▸ The problem
Count how many lines of the listing contain the string "price", treating uppercase and lowercase as different, and reply with the number alone.

▸ Material shown

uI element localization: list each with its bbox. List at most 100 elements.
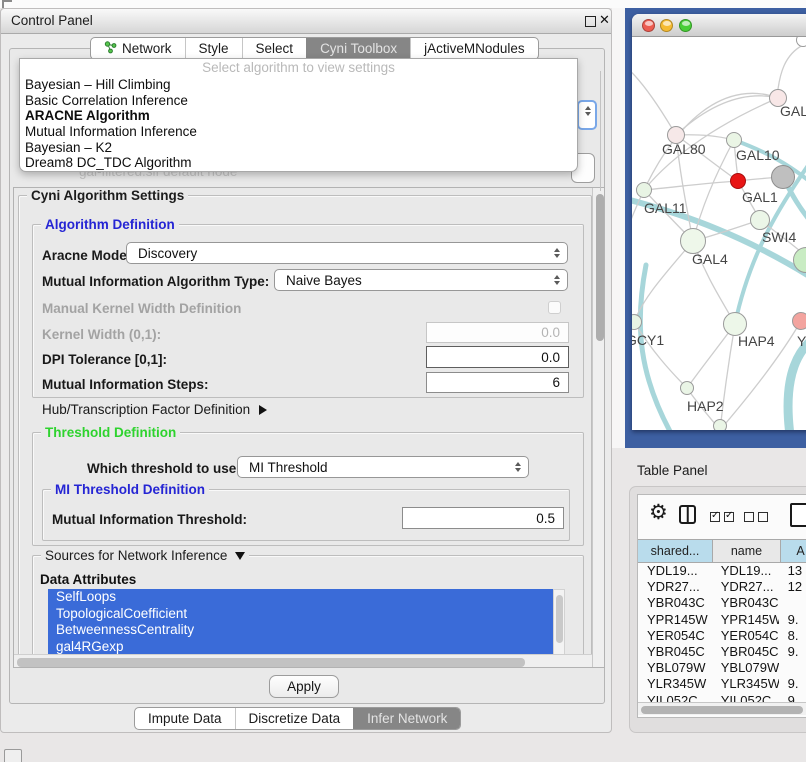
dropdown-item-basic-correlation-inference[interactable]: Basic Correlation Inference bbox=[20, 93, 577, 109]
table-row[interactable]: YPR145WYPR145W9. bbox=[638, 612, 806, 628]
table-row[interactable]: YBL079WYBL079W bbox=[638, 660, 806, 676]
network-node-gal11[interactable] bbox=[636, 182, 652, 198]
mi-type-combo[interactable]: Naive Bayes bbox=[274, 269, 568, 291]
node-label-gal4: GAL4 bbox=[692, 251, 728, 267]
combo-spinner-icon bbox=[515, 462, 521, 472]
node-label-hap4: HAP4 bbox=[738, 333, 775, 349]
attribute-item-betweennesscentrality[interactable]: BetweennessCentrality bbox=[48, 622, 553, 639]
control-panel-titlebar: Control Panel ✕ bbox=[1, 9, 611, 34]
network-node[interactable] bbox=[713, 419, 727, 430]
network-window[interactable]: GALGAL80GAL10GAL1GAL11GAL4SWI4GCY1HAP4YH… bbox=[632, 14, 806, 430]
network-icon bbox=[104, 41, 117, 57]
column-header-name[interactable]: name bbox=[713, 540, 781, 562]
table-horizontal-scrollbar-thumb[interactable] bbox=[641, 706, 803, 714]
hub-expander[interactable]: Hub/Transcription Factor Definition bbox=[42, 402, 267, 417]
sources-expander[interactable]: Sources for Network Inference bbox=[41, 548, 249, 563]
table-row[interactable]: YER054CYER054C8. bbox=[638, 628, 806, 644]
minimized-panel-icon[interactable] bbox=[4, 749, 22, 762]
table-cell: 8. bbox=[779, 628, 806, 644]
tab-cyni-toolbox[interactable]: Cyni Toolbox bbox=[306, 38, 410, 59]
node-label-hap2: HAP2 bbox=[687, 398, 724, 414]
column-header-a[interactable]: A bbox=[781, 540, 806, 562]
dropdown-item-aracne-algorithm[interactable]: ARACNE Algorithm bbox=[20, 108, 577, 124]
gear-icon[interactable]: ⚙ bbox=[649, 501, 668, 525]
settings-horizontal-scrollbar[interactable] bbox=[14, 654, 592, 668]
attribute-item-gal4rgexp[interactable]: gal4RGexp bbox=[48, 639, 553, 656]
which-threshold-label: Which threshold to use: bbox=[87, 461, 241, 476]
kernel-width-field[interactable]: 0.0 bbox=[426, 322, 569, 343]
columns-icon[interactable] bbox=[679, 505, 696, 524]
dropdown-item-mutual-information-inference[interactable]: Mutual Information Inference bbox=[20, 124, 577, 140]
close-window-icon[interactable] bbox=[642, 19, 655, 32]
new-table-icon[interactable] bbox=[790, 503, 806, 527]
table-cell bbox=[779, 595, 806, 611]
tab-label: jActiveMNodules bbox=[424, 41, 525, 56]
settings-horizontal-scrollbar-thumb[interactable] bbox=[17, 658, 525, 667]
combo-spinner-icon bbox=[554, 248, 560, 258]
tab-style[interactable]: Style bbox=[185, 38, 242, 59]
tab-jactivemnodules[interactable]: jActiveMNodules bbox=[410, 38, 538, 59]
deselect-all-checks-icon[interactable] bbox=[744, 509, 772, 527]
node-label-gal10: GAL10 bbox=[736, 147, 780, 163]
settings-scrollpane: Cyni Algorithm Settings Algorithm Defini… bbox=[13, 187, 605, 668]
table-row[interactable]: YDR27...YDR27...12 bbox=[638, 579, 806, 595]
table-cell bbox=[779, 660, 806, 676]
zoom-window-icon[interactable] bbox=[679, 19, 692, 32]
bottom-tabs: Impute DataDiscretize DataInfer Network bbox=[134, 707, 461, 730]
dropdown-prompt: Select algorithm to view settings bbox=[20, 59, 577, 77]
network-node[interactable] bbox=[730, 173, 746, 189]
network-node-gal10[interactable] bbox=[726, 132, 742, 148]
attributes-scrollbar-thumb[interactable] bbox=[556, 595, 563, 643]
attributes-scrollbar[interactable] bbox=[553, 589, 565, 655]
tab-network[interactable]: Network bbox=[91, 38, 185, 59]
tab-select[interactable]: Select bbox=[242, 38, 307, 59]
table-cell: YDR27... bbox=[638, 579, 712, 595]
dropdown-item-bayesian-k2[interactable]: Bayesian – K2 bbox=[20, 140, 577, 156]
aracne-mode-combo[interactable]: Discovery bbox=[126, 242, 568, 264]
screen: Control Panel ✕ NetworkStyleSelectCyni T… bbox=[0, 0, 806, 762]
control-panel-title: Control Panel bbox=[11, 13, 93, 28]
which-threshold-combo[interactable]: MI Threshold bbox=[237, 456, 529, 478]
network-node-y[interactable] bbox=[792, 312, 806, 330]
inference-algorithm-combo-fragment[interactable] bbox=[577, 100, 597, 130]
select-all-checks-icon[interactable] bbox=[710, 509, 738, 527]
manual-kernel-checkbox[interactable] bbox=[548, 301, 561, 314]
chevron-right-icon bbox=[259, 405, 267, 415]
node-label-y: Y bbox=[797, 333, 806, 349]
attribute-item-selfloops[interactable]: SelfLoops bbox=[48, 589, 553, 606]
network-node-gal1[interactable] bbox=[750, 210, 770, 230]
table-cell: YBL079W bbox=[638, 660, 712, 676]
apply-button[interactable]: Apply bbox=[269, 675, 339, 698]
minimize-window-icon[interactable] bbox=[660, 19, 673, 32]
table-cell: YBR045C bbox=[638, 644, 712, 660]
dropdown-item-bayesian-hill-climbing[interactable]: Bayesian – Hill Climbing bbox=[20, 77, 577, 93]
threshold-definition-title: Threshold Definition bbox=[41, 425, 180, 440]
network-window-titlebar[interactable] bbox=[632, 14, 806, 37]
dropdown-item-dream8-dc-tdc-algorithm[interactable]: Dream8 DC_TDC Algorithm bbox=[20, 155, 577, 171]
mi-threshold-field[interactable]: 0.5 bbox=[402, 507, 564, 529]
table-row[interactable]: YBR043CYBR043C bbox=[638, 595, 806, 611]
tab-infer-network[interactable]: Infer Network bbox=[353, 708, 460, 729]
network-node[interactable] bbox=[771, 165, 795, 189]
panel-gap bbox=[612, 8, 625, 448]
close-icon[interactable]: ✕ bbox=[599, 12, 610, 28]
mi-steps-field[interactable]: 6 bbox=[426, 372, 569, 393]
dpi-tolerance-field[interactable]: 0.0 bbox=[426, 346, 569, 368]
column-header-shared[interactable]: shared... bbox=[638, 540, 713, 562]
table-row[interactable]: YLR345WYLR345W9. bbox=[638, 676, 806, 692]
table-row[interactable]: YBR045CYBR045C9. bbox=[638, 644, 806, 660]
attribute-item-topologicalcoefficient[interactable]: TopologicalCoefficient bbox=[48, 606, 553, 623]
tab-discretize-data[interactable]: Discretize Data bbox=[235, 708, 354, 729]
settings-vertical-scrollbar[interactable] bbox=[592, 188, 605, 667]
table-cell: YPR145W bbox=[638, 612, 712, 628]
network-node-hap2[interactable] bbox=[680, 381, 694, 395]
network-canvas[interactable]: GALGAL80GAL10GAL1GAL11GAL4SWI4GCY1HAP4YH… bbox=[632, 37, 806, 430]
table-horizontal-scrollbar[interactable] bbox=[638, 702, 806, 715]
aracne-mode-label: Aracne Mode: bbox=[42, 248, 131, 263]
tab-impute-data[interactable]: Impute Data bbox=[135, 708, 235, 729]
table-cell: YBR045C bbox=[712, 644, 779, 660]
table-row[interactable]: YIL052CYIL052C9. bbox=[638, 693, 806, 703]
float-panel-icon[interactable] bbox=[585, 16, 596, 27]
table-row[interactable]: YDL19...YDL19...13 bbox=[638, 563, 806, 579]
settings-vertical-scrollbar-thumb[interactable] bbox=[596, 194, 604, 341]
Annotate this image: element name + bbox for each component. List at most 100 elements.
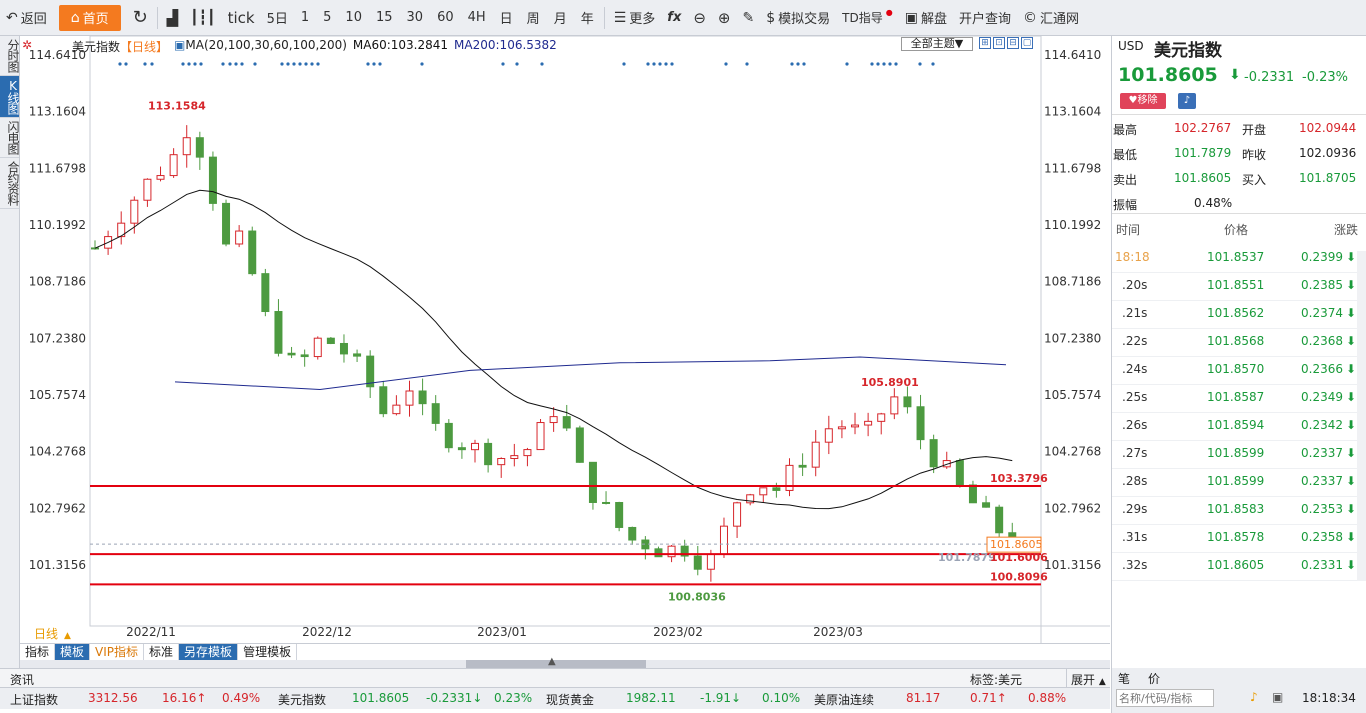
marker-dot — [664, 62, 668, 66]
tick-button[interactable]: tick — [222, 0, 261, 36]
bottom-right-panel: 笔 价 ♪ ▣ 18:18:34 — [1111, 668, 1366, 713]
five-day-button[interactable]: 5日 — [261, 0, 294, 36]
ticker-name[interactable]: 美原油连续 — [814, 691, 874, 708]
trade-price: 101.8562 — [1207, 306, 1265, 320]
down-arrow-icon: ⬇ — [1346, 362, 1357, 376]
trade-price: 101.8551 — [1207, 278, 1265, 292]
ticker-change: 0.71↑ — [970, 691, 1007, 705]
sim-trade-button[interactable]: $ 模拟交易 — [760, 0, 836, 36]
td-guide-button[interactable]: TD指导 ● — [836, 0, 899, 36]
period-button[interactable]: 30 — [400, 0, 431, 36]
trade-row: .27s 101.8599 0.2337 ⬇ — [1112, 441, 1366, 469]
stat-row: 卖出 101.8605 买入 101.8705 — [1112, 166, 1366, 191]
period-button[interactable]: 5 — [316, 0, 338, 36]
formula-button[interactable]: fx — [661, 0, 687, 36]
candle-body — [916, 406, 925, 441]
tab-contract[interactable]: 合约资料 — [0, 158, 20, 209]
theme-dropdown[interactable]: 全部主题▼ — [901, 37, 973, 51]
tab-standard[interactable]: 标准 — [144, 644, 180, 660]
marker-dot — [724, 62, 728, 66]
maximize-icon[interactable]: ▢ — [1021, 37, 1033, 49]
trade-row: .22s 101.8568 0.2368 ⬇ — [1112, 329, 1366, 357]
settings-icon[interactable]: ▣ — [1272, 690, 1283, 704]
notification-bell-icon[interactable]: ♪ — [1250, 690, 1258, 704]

▸ Task result
2